Aim of the exercise
Lines containing the word "name" are to be located and copied.

Entries with figure data
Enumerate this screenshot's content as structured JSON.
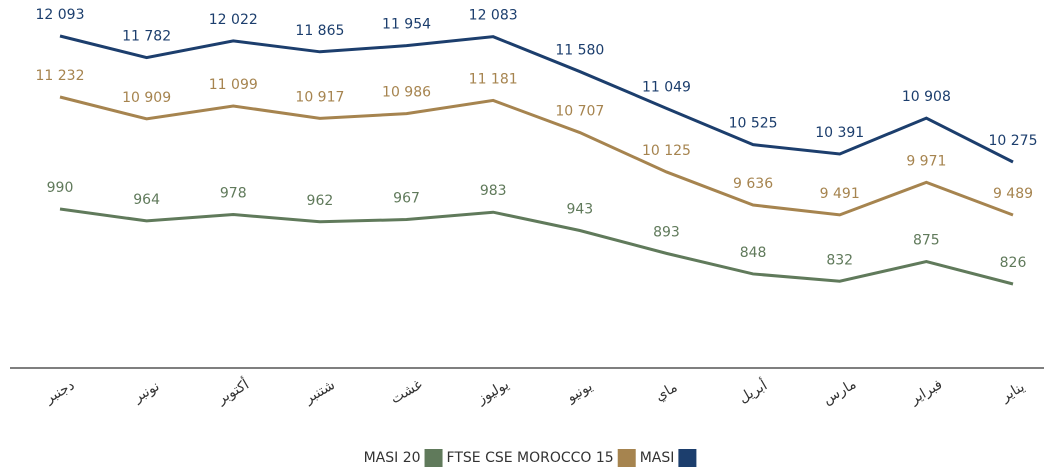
{
  "chart_data": {
    "type": "line",
    "categories": [
      "دجنبر",
      "نونبر",
      "أكتوبر",
      "شتنبر",
      "غشت",
      "يوليوز",
      "يونيو",
      "ماي",
      "أبريل",
      "مارس",
      "فبراير",
      "يناير"
    ],
    "series": [
      {
        "name": "MASI",
        "color": "#1c3e6d",
        "values": [
          12093,
          11782,
          12022,
          11865,
          11954,
          12083,
          11580,
          11049,
          10525,
          10391,
          10908,
          10275
        ],
        "value_labels": [
          "12 093",
          "11 782",
          "12 022",
          "11 865",
          "11 954",
          "12 083",
          "11 580",
          "11 049",
          "10 525",
          "10 391",
          "10 908",
          "10 275"
        ]
      },
      {
        "name": "FTSE CSE MOROCCO 15",
        "color": "#a6844f",
        "values": [
          11232,
          10909,
          11099,
          10917,
          10986,
          11181,
          10707,
          10125,
          9636,
          9491,
          9971,
          9489
        ],
        "value_labels": [
          "11 232",
          "10 909",
          "11 099",
          "10 917",
          "10 986",
          "11 181",
          "10 707",
          "10 125",
          "9 636",
          "9 491",
          "9 971",
          "9 489"
        ]
      },
      {
        "name": "MASI 20",
        "color": "#607a5b",
        "values": [
          990,
          964,
          978,
          962,
          967,
          983,
          943,
          893,
          848,
          832,
          875,
          826
        ]
      }
    ]
  }
}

Exercise response
        "name": "MASI",
        "name": "FTSE CSE MOROCCO 15",
        "name": "MASI 20",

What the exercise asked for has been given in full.